Find how many lines of the listing include the string "name", and report only that figure.

□ □ □ □ □ □ □

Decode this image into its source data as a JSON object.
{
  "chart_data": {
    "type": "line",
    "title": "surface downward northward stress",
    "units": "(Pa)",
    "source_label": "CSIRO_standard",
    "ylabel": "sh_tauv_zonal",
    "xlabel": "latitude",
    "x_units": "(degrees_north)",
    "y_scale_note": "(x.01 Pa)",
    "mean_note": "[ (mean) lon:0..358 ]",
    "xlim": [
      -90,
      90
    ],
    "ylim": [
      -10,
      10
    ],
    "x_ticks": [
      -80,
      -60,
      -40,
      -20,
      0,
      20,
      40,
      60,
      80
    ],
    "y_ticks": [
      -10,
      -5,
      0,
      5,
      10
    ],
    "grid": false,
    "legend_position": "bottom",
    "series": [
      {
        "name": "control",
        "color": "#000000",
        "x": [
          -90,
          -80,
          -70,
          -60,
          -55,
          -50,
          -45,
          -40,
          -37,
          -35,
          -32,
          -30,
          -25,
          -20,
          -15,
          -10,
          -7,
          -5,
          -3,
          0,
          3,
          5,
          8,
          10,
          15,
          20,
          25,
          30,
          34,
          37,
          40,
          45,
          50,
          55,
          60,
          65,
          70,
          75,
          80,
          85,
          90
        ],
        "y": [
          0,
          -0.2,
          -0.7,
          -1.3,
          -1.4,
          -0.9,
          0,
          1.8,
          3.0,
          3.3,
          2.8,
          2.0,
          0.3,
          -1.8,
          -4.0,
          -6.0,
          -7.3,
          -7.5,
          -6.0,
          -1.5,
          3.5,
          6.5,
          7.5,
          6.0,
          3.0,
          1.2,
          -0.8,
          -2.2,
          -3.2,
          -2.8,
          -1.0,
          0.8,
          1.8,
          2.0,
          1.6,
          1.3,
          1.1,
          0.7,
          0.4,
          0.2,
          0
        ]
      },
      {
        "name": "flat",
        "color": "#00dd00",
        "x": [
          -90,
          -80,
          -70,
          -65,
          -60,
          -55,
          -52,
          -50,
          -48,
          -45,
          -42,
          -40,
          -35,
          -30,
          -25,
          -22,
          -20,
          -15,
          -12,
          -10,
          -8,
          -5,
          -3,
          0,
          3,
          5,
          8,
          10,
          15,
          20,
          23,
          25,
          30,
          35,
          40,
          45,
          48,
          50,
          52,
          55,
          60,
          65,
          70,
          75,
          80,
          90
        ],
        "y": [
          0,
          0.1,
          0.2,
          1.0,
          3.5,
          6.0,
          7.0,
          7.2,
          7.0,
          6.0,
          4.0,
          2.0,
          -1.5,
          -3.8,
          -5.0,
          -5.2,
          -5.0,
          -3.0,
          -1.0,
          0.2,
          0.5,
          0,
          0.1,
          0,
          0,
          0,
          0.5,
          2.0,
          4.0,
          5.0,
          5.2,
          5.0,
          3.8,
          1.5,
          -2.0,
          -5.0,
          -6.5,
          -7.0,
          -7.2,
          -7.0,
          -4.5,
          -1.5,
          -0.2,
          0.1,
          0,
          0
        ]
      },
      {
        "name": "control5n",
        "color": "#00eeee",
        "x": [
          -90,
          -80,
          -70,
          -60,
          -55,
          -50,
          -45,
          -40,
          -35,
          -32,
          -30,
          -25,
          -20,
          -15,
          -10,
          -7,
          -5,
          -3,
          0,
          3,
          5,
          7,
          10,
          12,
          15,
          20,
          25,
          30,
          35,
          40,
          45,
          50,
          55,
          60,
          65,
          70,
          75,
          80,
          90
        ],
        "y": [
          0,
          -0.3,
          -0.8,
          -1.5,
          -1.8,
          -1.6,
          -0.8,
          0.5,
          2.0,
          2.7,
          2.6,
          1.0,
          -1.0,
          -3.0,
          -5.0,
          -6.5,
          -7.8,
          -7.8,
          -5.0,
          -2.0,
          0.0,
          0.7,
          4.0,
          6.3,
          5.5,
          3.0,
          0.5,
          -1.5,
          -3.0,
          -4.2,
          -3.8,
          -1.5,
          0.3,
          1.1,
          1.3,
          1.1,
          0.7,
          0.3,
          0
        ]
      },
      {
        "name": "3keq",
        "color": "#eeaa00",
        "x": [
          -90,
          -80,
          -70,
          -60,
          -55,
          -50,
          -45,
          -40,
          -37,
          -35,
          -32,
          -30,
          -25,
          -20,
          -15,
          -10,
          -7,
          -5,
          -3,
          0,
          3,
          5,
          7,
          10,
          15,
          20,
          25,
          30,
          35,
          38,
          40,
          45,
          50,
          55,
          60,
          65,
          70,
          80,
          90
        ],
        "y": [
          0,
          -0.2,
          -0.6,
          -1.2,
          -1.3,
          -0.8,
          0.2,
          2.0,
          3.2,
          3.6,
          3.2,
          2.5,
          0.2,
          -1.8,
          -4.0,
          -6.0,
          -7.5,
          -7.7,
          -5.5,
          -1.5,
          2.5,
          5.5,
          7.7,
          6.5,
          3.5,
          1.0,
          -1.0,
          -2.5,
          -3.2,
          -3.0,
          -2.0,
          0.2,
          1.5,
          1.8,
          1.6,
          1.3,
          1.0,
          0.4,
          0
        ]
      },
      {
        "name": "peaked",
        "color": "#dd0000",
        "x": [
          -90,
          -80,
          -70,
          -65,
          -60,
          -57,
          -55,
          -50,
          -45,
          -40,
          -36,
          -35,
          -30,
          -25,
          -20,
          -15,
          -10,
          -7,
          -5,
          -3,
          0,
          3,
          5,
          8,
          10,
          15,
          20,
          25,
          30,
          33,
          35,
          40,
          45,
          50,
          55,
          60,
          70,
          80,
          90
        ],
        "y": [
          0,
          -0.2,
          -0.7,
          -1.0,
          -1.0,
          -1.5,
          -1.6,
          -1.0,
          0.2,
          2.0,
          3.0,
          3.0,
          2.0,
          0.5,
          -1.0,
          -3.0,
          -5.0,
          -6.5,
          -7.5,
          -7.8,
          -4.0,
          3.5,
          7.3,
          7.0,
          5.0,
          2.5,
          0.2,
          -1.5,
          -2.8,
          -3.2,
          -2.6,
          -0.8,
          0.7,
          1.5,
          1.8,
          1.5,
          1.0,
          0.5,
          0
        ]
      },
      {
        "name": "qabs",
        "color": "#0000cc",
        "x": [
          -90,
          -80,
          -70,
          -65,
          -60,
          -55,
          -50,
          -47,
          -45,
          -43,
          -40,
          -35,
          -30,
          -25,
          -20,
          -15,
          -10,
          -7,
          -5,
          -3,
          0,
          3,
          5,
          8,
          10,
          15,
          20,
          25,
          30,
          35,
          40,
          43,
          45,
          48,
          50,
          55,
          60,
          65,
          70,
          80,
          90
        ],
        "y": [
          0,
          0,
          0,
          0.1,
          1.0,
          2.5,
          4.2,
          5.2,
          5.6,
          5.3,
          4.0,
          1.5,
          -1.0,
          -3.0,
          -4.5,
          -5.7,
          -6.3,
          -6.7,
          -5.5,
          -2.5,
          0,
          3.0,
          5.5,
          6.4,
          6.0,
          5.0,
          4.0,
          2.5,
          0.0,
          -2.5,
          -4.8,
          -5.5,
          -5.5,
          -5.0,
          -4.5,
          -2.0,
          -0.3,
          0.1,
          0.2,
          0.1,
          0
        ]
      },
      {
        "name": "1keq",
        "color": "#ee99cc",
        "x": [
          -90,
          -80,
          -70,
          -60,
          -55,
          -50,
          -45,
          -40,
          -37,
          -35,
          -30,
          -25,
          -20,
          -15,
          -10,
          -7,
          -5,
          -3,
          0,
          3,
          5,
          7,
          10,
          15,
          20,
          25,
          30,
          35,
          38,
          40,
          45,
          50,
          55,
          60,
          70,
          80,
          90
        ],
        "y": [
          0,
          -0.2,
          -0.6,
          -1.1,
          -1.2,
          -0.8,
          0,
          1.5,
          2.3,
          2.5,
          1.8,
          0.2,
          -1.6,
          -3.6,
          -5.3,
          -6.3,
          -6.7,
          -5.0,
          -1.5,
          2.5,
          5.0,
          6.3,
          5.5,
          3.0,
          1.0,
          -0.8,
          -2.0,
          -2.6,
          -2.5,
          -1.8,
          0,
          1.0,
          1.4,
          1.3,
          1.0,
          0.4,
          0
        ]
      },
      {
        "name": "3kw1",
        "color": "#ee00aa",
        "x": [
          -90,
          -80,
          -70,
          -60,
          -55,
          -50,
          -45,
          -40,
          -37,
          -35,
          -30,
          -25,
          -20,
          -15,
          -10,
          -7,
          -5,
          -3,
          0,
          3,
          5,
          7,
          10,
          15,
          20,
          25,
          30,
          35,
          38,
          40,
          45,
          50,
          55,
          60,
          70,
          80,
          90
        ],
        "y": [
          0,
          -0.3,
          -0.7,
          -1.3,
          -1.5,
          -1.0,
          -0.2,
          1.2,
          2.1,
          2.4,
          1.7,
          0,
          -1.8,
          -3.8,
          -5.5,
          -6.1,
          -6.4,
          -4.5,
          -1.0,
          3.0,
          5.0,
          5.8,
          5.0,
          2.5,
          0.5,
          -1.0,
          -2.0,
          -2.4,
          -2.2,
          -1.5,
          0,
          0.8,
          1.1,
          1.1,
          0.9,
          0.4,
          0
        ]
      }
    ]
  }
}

□ □ □ □ □ □ □

Problem solution - 8